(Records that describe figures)
[START]
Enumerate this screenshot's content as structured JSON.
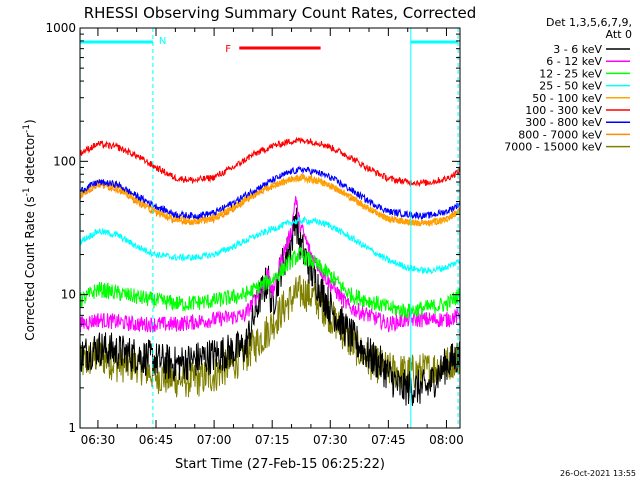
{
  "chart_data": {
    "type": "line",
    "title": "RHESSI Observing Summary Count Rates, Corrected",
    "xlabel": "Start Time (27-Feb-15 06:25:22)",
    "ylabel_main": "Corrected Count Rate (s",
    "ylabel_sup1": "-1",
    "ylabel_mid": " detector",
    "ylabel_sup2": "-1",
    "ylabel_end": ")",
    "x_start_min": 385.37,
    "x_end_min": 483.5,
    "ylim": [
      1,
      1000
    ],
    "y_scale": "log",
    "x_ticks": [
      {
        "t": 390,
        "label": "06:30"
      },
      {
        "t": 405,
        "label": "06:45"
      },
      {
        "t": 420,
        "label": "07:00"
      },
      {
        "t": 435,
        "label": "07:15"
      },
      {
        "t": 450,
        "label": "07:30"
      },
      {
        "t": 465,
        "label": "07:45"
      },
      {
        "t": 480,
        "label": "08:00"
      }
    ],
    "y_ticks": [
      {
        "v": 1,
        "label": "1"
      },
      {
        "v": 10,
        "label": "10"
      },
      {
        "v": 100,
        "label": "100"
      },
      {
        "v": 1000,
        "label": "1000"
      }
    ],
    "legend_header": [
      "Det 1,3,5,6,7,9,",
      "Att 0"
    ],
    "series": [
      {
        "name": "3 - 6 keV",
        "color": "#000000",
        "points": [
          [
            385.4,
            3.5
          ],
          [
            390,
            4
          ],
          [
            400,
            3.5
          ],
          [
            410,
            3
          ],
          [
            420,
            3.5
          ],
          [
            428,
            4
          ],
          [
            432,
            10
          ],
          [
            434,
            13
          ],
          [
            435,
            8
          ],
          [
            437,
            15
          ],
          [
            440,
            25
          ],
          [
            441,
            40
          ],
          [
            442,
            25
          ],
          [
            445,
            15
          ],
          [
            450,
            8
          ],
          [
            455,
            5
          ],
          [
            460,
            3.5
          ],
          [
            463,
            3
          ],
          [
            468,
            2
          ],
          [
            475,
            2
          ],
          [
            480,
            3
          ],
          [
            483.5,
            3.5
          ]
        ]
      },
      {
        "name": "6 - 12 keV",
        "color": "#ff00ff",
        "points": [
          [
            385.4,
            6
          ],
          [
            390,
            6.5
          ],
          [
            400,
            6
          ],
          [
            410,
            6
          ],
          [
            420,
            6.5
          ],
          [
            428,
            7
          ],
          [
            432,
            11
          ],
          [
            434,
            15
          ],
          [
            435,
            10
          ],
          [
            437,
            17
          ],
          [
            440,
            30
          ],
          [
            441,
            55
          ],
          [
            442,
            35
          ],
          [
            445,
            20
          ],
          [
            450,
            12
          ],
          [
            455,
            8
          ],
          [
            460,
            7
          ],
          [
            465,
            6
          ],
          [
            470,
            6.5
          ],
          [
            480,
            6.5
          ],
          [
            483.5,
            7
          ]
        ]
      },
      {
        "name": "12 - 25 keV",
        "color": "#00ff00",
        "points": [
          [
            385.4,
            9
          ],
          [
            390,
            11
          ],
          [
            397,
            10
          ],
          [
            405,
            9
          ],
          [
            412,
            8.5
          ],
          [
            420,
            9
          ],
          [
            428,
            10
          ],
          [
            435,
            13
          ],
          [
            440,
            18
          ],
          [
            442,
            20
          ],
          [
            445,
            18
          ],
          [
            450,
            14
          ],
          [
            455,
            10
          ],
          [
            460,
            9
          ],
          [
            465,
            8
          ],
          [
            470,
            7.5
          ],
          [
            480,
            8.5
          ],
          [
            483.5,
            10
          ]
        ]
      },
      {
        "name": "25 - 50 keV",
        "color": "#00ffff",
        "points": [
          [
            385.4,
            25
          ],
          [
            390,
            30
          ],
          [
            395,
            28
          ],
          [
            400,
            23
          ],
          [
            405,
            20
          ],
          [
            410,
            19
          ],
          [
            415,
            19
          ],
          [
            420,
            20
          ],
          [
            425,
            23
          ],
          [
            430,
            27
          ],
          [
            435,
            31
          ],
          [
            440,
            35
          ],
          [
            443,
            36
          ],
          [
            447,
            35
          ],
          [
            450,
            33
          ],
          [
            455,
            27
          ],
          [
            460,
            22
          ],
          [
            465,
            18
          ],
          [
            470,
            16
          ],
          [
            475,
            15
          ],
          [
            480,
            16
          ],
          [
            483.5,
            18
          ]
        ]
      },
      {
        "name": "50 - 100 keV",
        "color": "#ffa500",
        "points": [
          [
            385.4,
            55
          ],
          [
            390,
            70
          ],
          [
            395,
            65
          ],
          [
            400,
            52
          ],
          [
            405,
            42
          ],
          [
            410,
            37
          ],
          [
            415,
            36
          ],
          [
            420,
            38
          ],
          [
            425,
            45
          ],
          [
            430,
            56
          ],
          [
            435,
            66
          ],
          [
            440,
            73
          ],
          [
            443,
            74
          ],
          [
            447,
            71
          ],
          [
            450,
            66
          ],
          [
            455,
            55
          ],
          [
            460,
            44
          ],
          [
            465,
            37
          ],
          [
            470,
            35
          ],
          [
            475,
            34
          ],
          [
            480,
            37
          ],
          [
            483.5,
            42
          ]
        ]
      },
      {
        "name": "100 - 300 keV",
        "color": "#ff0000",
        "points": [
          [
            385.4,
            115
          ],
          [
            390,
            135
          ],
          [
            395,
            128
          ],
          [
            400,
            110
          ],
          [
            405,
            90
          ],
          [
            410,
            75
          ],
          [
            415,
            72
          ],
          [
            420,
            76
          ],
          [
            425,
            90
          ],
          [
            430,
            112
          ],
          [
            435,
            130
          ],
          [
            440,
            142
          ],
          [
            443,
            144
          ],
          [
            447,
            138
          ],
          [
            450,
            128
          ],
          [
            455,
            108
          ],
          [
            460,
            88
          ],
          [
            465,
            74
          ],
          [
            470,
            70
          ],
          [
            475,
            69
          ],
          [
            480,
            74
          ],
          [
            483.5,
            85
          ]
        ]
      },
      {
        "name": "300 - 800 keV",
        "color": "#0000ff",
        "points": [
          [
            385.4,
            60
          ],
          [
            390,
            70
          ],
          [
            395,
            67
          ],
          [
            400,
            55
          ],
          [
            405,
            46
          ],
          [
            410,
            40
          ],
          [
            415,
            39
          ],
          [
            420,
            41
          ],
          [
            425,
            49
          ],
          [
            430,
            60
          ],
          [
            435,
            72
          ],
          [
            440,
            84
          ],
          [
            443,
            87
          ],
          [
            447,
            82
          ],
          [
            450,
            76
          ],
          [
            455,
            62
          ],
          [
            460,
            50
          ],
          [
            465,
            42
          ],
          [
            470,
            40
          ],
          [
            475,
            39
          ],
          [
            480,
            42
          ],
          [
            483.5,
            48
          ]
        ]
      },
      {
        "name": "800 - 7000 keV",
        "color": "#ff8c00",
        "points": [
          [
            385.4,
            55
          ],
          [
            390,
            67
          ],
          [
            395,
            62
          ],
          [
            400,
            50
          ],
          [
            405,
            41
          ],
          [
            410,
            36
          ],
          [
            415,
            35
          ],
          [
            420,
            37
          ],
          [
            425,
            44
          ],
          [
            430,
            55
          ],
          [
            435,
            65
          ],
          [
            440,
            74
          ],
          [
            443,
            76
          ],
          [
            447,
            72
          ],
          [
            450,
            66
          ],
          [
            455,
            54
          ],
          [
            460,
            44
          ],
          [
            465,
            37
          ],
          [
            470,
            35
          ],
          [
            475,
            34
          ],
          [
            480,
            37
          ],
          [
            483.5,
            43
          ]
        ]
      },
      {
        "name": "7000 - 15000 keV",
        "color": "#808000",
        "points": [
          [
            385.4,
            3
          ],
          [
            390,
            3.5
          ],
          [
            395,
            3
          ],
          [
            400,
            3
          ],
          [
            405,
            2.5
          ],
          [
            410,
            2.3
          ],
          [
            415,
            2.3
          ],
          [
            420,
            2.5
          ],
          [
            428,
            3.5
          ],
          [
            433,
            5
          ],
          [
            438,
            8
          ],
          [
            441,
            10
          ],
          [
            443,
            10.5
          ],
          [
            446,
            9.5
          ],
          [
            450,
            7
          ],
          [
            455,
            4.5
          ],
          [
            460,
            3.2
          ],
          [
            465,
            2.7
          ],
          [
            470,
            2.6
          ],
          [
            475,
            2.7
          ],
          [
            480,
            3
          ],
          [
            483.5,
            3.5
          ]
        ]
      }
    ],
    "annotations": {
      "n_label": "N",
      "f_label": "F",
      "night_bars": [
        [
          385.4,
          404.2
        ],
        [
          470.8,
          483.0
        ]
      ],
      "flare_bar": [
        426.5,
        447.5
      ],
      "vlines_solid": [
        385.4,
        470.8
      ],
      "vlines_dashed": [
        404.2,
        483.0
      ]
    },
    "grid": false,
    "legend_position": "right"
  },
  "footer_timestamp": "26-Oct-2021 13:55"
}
[END]
[START]
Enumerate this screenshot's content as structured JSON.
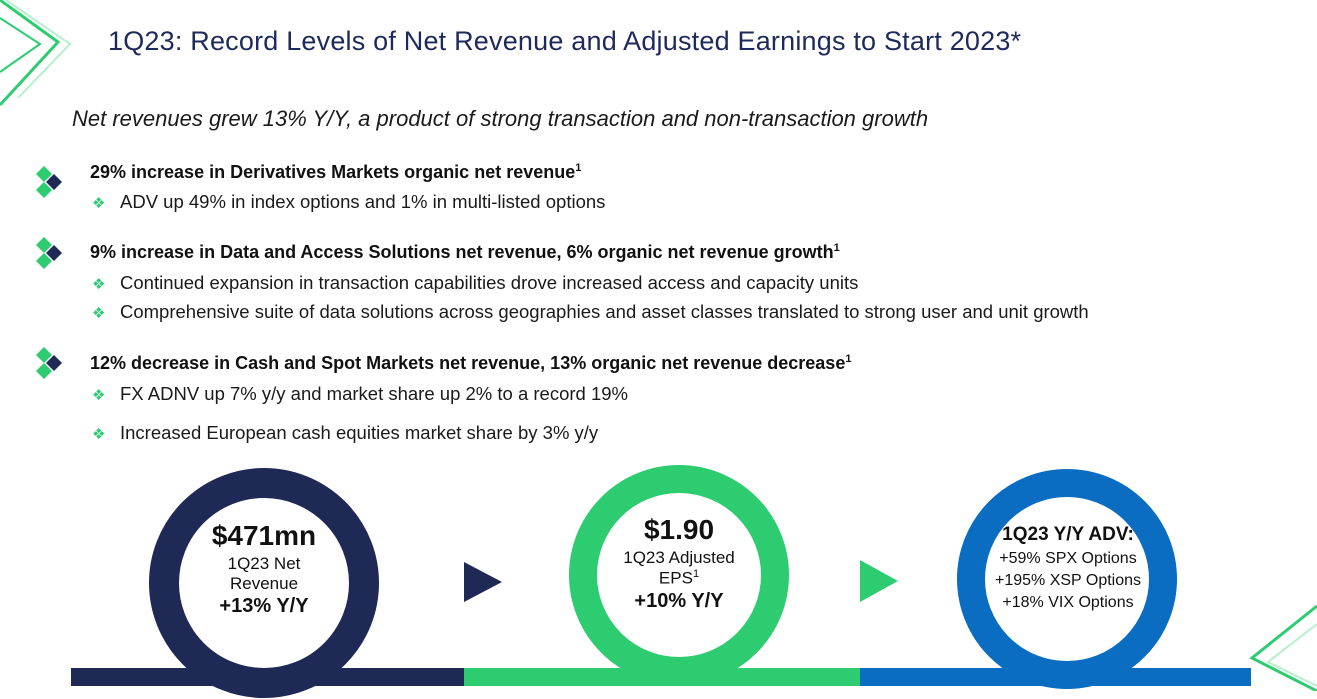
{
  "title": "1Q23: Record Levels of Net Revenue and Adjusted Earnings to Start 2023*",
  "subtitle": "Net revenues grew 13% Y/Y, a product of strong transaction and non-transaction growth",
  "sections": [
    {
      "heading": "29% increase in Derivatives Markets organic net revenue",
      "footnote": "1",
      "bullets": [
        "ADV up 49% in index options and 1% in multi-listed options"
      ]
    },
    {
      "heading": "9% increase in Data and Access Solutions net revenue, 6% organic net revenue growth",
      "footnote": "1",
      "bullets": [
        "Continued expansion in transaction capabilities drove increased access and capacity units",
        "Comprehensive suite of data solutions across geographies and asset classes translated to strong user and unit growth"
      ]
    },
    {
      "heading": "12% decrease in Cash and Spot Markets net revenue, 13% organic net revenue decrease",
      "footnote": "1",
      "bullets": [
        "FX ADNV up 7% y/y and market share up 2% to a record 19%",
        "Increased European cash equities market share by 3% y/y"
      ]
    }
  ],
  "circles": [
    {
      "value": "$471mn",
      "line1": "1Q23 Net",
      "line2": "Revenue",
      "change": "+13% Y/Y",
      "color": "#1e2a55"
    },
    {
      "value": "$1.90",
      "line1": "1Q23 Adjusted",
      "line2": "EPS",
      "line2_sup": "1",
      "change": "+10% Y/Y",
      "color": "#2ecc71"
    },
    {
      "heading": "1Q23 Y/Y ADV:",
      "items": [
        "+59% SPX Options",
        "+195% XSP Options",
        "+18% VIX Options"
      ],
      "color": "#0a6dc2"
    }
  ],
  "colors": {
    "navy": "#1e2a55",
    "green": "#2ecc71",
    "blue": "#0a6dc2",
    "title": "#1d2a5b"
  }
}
[END]
→ **Exercise description**: Collect each line containing the string "share".

→ **Final result**:
        "FX ADNV up 7% y/y and market share up 2% to a record 19%",
        "Increased European cash equities market share by 3% y/y"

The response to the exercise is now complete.